**Task requirements**
Below are the records. Gather each line that holds "text".

**Listed entries**
===

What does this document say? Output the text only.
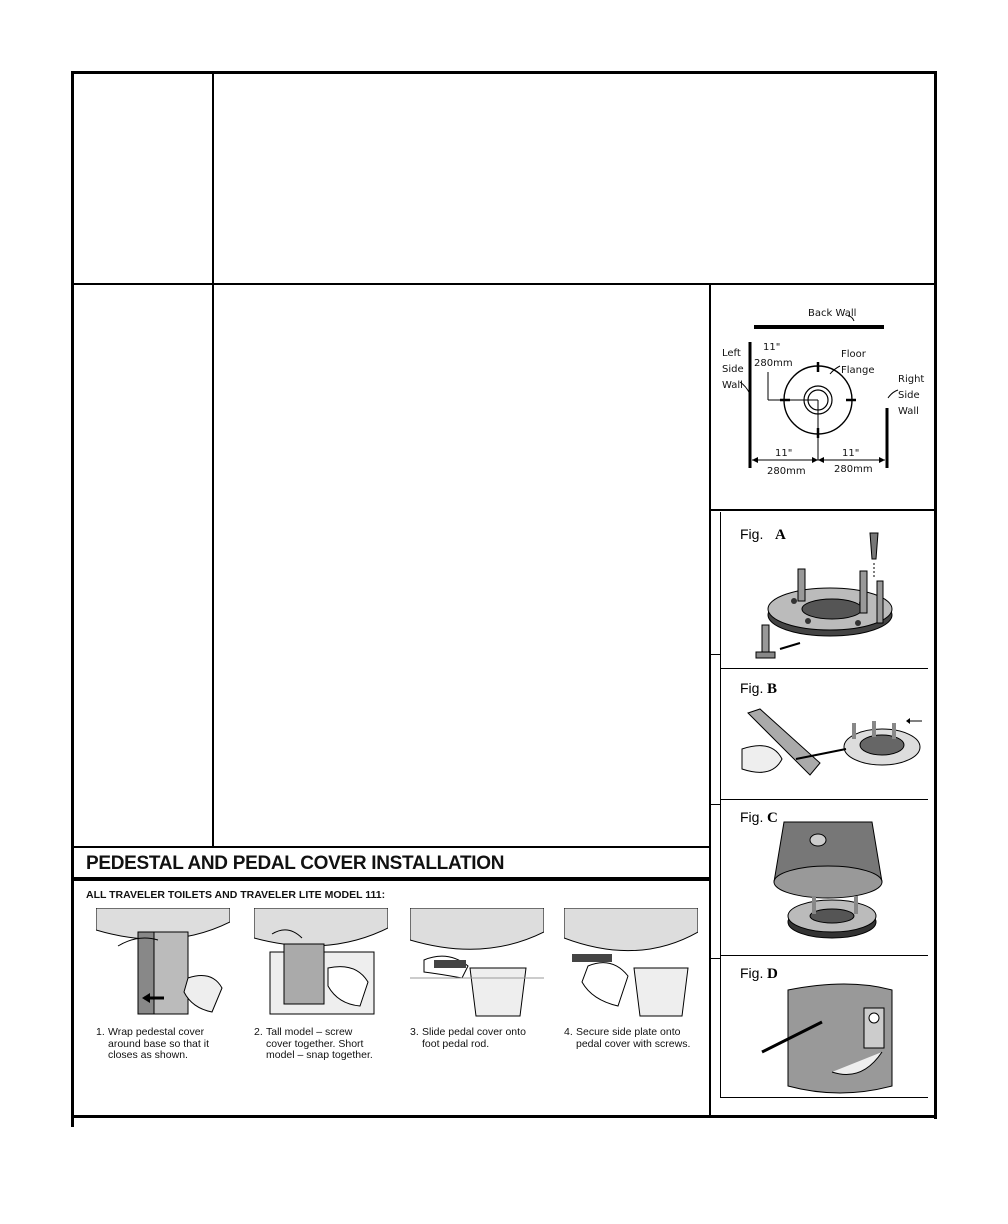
Back Wall
Left
Side
Wall
Right
Side
Wall
Floor
Flange
11"
280mm
11"
280mm
11"
280mm
Fig. A
Fig. B
Fig. C
Fig. D
PEDESTAL AND PEDAL COVER INSTALLATION
ALL TRAVELER TOILETS AND TRAVELER LITE MODEL 111:
1. Wrap pedestal cover
around base so that it
closes as shown.
2. Tall model – screw
cover together. Short
model – snap together.
3. Slide pedal cover onto
foot pedal rod.
4. Secure side plate onto
pedal cover with screws.
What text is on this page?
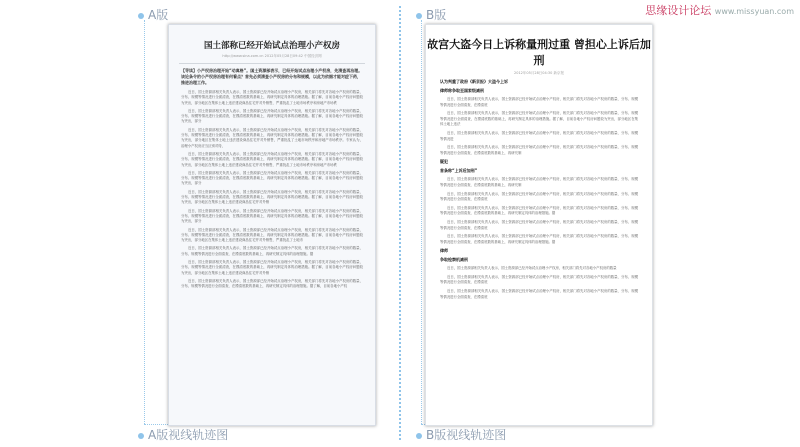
思缘设计论坛 www.missyuan.com
A版	B版
A版视线轨迹图	B版视线轨迹图
国土部称已经开始试点治理小产权房
http://www.sina.com.cn 2012年05月28日09:42 中国经济网
【导读】小产权房治理开始“动真格”。国土资源部表示，已经开始试点治理小产权房，先清查再治理。该论条令的小产权房治理有何看点？首先必须清查小产权房的分布和规模，以此为依据才能对症下药，推进治理工作。
近日，国土资源部相关负责人表示，国土资源部已经开始试点治理小产权房，相关部门将先对各地小产权房的数量、分布、规模等情况进行全面清查，在摸清底数的基础上，再研究制定具体的治理措施。据了解，目前各地小产权房问题较为突出，部分地区在集体土地上违法建设商品住宅并对外销售，严重扰乱了土地市场秩序和房地产市场秩
近日，国土资源部相关负责人表示，国土资源部已经开始试点治理小产权房，相关部门将先对各地小产权房的数量、分布、规模等情况进行全面清查，在摸清底数的基础上，再研究制定具体的治理措施。据了解，目前各地小产权房问题较为突出，部分
近日，国土资源部相关负责人表示，国土资源部已经开始试点治理小产权房，相关部门将先对各地小产权房的数量、分布、规模等情况进行全面清查，在摸清底数的基础上，再研究制定具体的治理措施。据了解，目前各地小产权房问题较为突出，部分地区在集体土地上违法建设商品住宅并对外销售，严重扰乱了土地市场秩序和房地产市场秩序。专家认为，治理小产权房应当区别对待，
近日，国土资源部相关负责人表示，国土资源部已经开始试点治理小产权房，相关部门将先对各地小产权房的数量、分布、规模等情况进行全面清查，在摸清底数的基础上，再研究制定具体的治理措施。据了解，目前各地小产权房问题较为突出，部分地区在集体土地上违法建设商品住宅并对外销售，严重扰乱了土地市场秩序和房地产市场秩
近日，国土资源部相关负责人表示，国土资源部已经开始试点治理小产权房，相关部门将先对各地小产权房的数量、分布、规模等情况进行全面清查，在摸清底数的基础上，再研究制定具体的治理措施。据了解，目前各地小产权房问题较为突出，部分
近日，国土资源部相关负责人表示，国土资源部已经开始试点治理小产权房，相关部门将先对各地小产权房的数量、分布、规模等情况进行全面清查，在摸清底数的基础上，再研究制定具体的治理措施。据了解，目前各地小产权房问题较为突出，部分地区在集体土地上违法建设商品住宅并对外销
近日，国土资源部相关负责人表示，国土资源部已经开始试点治理小产权房，相关部门将先对各地小产权房的数量、分布、规模等情况进行全面清查，在摸清底数的基础上，再研究制定具体的治理措施。据了解，目前各地小产权房问题较为突出，部分
近日，国土资源部相关负责人表示，国土资源部已经开始试点治理小产权房，相关部门将先对各地小产权房的数量、分布、规模等情况进行全面清查，在摸清底数的基础上，再研究制定具体的治理措施。据了解，目前各地小产权房问题较为突出，部分地区在集体土地上违法建设商品住宅并对外销售，严重扰乱了土地市
近日，国土资源部相关负责人表示，国土资源部已经开始试点治理小产权房，相关部门将先对各地小产权房的数量、分布、规模等情况进行全面清查，在摸清底数的基础上，再研究制定具体的治理措施。据
近日，国土资源部相关负责人表示，国土资源部已经开始试点治理小产权房，相关部门将先对各地小产权房的数量、分布、规模等情况进行全面清查，在摸清底数的基础上，再研究制定具体的治理措施。据了解，目前各地小产权房问题较为突出，部分地区在集体土地上违法建设商品住宅并对外销
近日，国土资源部相关负责人表示，国土资源部已经开始试点治理小产权房，相关部门将先对各地小产权房的数量、分布、规模等情况进行全面清查，在摸清底数的基础上，再研究制定具体的治理措施。据了解，目前各地小产权
故宫大盗今日上诉称量刑过重 曾担心上诉后加刑
2012年05月28日04:30 新京报
认为判重了政府《新京报》大盗今上诉
律师称争取至国家级减刑
近日，国土资源部相关负责人表示，国土资源部已经开始试点治理小产权房，相关部门将先对各地小产权房的数量、分布、规模等情况进行全面清查，在摸清底
近日，国土资源部相关负责人表示，国土资源部已经开始试点治理小产权房，相关部门将先对各地小产权房的数量、分布、规模等情况进行全面清查，在摸清底数的基础上，再研究制定具体的治理措施。据了解，目前各地小产权房问题较为突出，部分地区在集体土地上违法
近日，国土资源部相关负责人表示，国土资源部已经开始试点治理小产权房，相关部门将先对各地小产权房的数量、分布、规模等情况进
近日，国土资源部相关负责人表示，国土资源部已经开始试点治理小产权房，相关部门将先对各地小产权房的数量、分布、规模等情况进行全面清查，在摸清底数的基础上，再研究制
疑犯
首条称“上诉后加刑”
近日，国土资源部相关负责人表示，国土资源部已经开始试点治理小产权房，相关部门将先对各地小产权房的数量、分布、规模等情况进行全面清查，在摸清底数的基础上，再研究制
近日，国土资源部相关负责人表示，国土资源部已经开始试点治理小产权房，相关部门将先对各地小产权房的数量、分布、规模等情况进行全面清查，在摸清底
近日，国土资源部相关负责人表示，国土资源部已经开始试点治理小产权房，相关部门将先对各地小产权房的数量、分布、规模等情况进行全面清查，在摸清底数的基础上，再研究制定具体的治理措施。据
近日，国土资源部相关负责人表示，国土资源部已经开始试点治理小产权房，相关部门将先对各地小产权房的数量、分布、规模等情况进行全面清查，在摸清底
近日，国土资源部相关负责人表示，国土资源部已经开始试点治理小产权房，相关部门将先对各地小产权房的数量、分布、规模等情况进行全面清查，在摸清底数的基础上，再研究制定具体的治理措施。据
律师
争取检察机减刑
近日，国土资源部相关负责人表示，国土资源部已经开始试点治理小产权房，相关部门将先对各地小产权房的数量
近日，国土资源部相关负责人表示，国土资源部已经开始试点治理小产权房，相关部门将先对各地小产权房的数量、分布、规模等情况进行全面清查，在摸清底
近日，国土资源部相关负责人表示，国土资源部已经开始试点治理小产权房，相关部门将先对各地小产权房的数量、分布、规模等情况进行全面清查，在摸清底
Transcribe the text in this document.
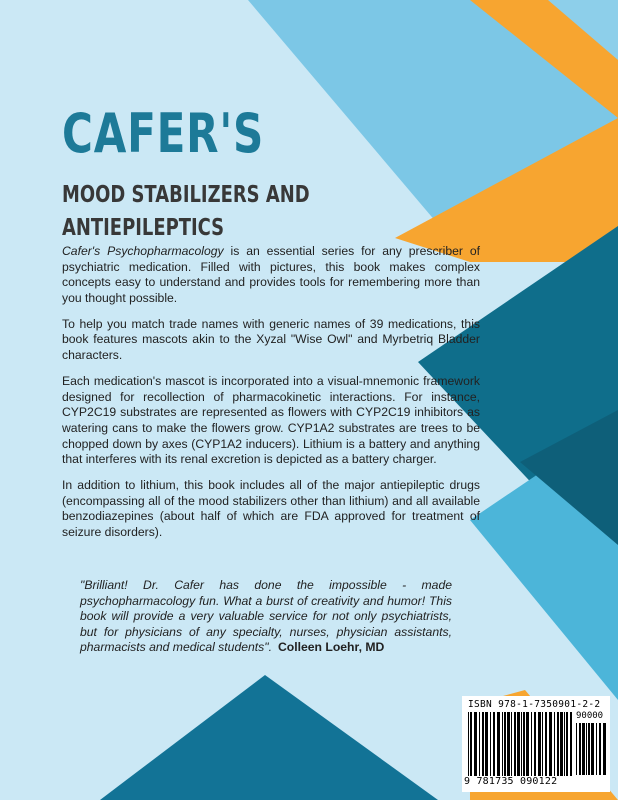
CAFER'S
MOOD STABILIZERS AND
ANTIEPILEPTICS

Cafer's Psychopharmacology is an essential series for any prescriber of psychiatric medication. Filled with pictures, this book makes complex concepts easy to understand and provides tools for remembering more than you thought possible.

To help you match trade names with generic names of 39 medications, this book features mascots akin to the Xyzal "Wise Owl" and Myrbetriq Bladder characters.

Each medication's mascot is incorporated into a visual-mnemonic framework designed for recollection of pharmacokinetic interactions. For instance, CYP2C19 substrates are represented as flowers with CYP2C19 inhibitors as watering cans to make the flowers grow. CYP1A2 substrates are trees to be chopped down by axes (CYP1A2 inducers). Lithium is a battery and anything that interferes with its renal excretion is depicted as a battery charger.

In addition to lithium, this book includes all of the major antiepileptic drugs (encompassing all of the mood stabilizers other than lithium) and all available benzodiazepines (about half of which are FDA approved for treatment of seizure disorders).

"Brilliant! Dr. Cafer has done the impossible - made psychopharmacology fun. What a burst of creativity and humor! This book will provide a very valuable service for not only psychiatrists, but for physicians of any specialty, nurses, physician assistants, pharmacists and medical students". Colleen Loehr, MD

ISBN 978-1-7350901-2-2
90000
9 781735 090122
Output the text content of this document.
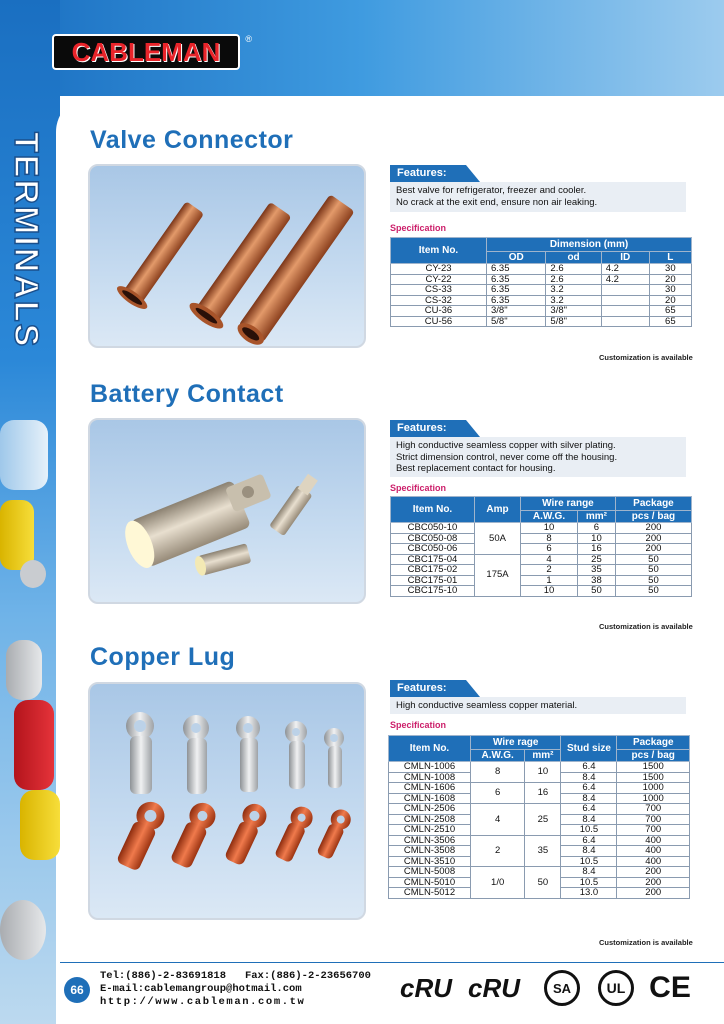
CABLEMAN	®
TERMINALS Valve Connector
Features:
Best valve for refrigerator, freezer and cooler.
No crack at the exit end, ensure non air leaking.
Specification
Item No.	Dimension (mm)			
	OD	od	ID	L
CY-23	6.35	2.6	4.2	30
CY-22	6.35	2.6	4.2	20
CS-33	6.35	3.2		30
CS-32	6.35	3.2		20
CU-36	3/8"	3/8"		65
CU-56	5/8"	5/8"		65
Customization is available
Battery Contact
Features:
High conductive seamless copper with silver plating.
Strict dimension control, never come off the housing.
Best replacement contact for housing.
Specification
Item No.	Amp	Wire range		Package
		A.W.G.	mm²	pcs / bag
CBC050-10	50A	10	6	200
CBC050-08		8	10	200
CBC050-06		6	16	200
CBC175-04	175A	4	25	50
CBC175-02		2	35	50
CBC175-01		1	38	50
CBC175-10		10	50	50
Customization is available
Copper Lug
Features:
High conductive seamless copper material.
Specification
Item No.	Wire rage		Stud size	Package
	A.W.G.	mm²		pcs / bag
CMLN-1006	8	10	6.4	1500
CMLN-1008			8.4	1500
CMLN-1606	6	16	6.4	1000
CMLN-1608			8.4	1000
CMLN-2506	4	25	6.4	700
CMLN-2508			8.4	700
CMLN-2510			10.5	700
CMLN-3506	2	35	6.4	400
CMLN-3508			8.4	400
CMLN-3510			10.5	400
CMLN-5008	1/0	50	8.4	200
CMLN-5010			10.5	200
CMLN-5012			13.0	200
Customization is available
66
Tel:(886)-2-83691818 Fax:(886)-2-23656700
E-mail:cablemangroup@hotmail.com
http://www.cableman.com.tw	cRU cRU	SA	UL CE
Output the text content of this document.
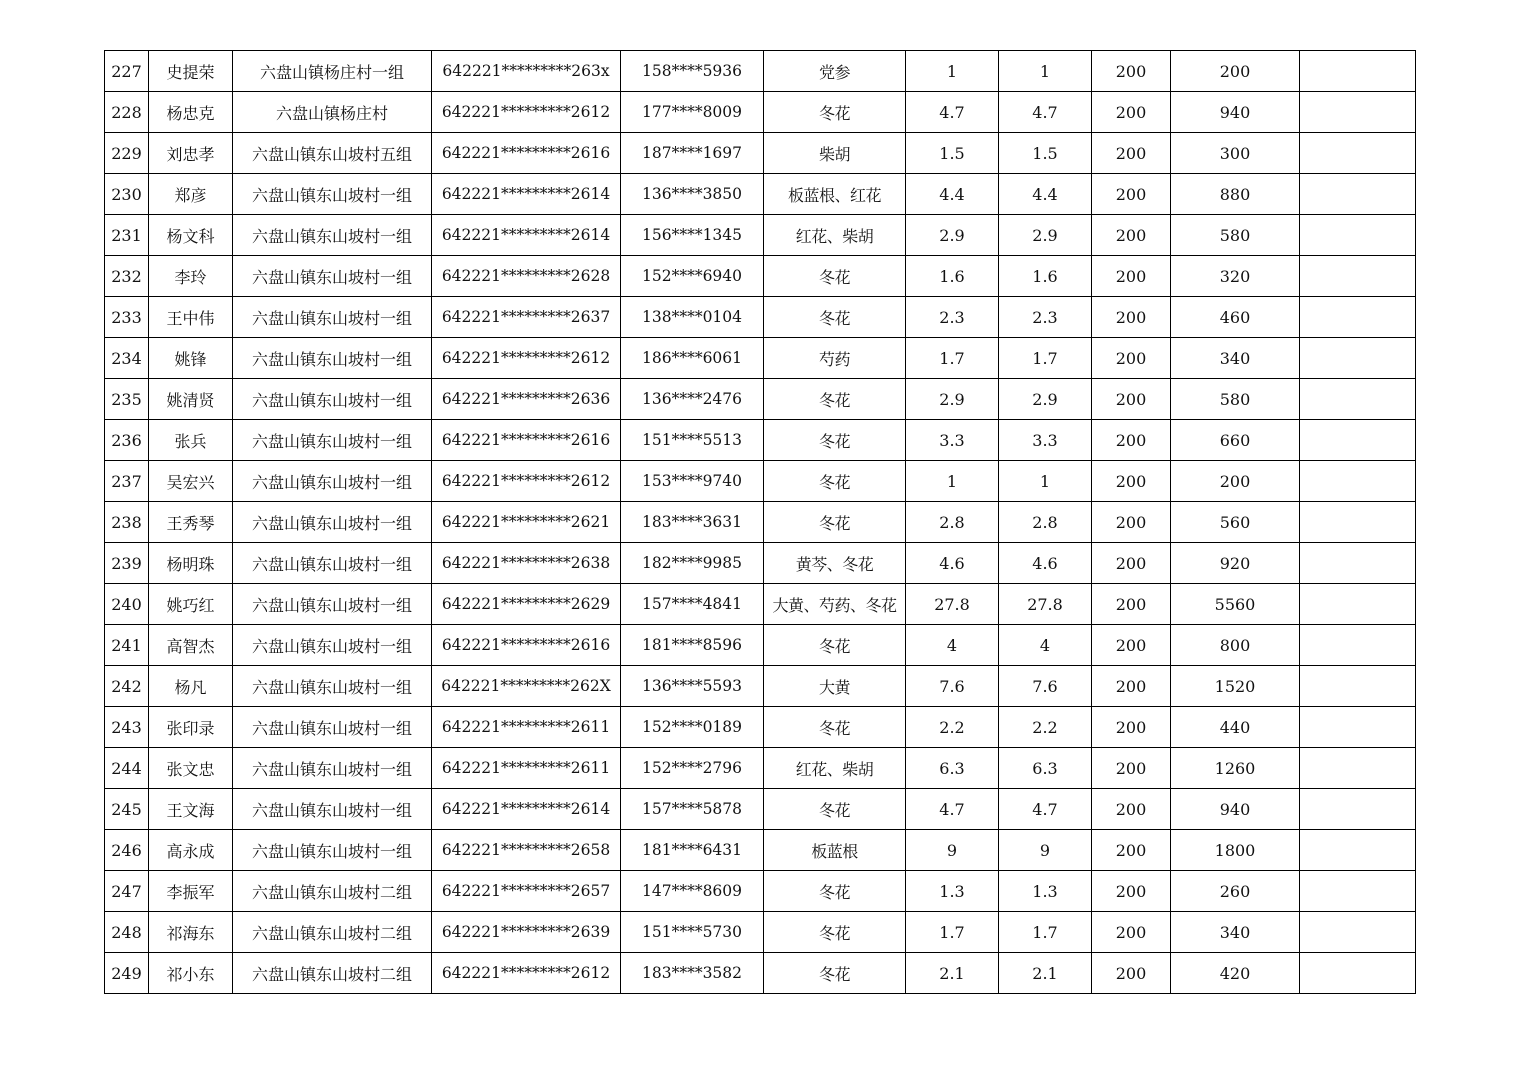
227	史提荣	六盘山镇杨庄村一组	642221*********263x	158****5936	党参	1	1	200	200	
228	杨忠克	六盘山镇杨庄村	642221*********2612	177****8009	冬花	4.7	4.7	200	940	
229	刘忠孝	六盘山镇东山坡村五组	642221*********2616	187****1697	柴胡	1.5	1.5	200	300	
230	郑彦	六盘山镇东山坡村一组	642221*********2614	136****3850	板蓝根、红花	4.4	4.4	200	880	
231	杨文科	六盘山镇东山坡村一组	642221*********2614	156****1345	红花、柴胡	2.9	2.9	200	580	
232	李玲	六盘山镇东山坡村一组	642221*********2628	152****6940	冬花	1.6	1.6	200	320	
233	王中伟	六盘山镇东山坡村一组	642221*********2637	138****0104	冬花	2.3	2.3	200	460	
234	姚锋	六盘山镇东山坡村一组	642221*********2612	186****6061	芍药	1.7	1.7	200	340	
235	姚清贤	六盘山镇东山坡村一组	642221*********2636	136****2476	冬花	2.9	2.9	200	580	
236	张兵	六盘山镇东山坡村一组	642221*********2616	151****5513	冬花	3.3	3.3	200	660	
237	吴宏兴	六盘山镇东山坡村一组	642221*********2612	153****9740	冬花	1	1	200	200	
238	王秀琴	六盘山镇东山坡村一组	642221*********2621	183****3631	冬花	2.8	2.8	200	560	
239	杨明珠	六盘山镇东山坡村一组	642221*********2638	182****9985	黄芩、冬花	4.6	4.6	200	920	
240	姚巧红	六盘山镇东山坡村一组	642221*********2629	157****4841	大黄、芍药、冬花	27.8	27.8	200	5560	
241	高智杰	六盘山镇东山坡村一组	642221*********2616	181****8596	冬花	4	4	200	800	
242	杨凡	六盘山镇东山坡村一组	642221*********262X	136****5593	大黄	7.6	7.6	200	1520	
243	张印录	六盘山镇东山坡村一组	642221*********2611	152****0189	冬花	2.2	2.2	200	440	
244	张文忠	六盘山镇东山坡村一组	642221*********2611	152****2796	红花、柴胡	6.3	6.3	200	1260	
245	王文海	六盘山镇东山坡村一组	642221*********2614	157****5878	冬花	4.7	4.7	200	940	
246	高永成	六盘山镇东山坡村一组	642221*********2658	181****6431	板蓝根	9	9	200	1800	
247	李振军	六盘山镇东山坡村二组	642221*********2657	147****8609	冬花	1.3	1.3	200	260	
248	祁海东	六盘山镇东山坡村二组	642221*********2639	151****5730	冬花	1.7	1.7	200	340	
249	祁小东	六盘山镇东山坡村二组	642221*********2612	183****3582	冬花	2.1	2.1	200	420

===

**Exercise answer**
What does this document say? Output the text only.
What text is on this page?
Transcribe the text in this document.
Output the text content of this document.
Output the text content of this document.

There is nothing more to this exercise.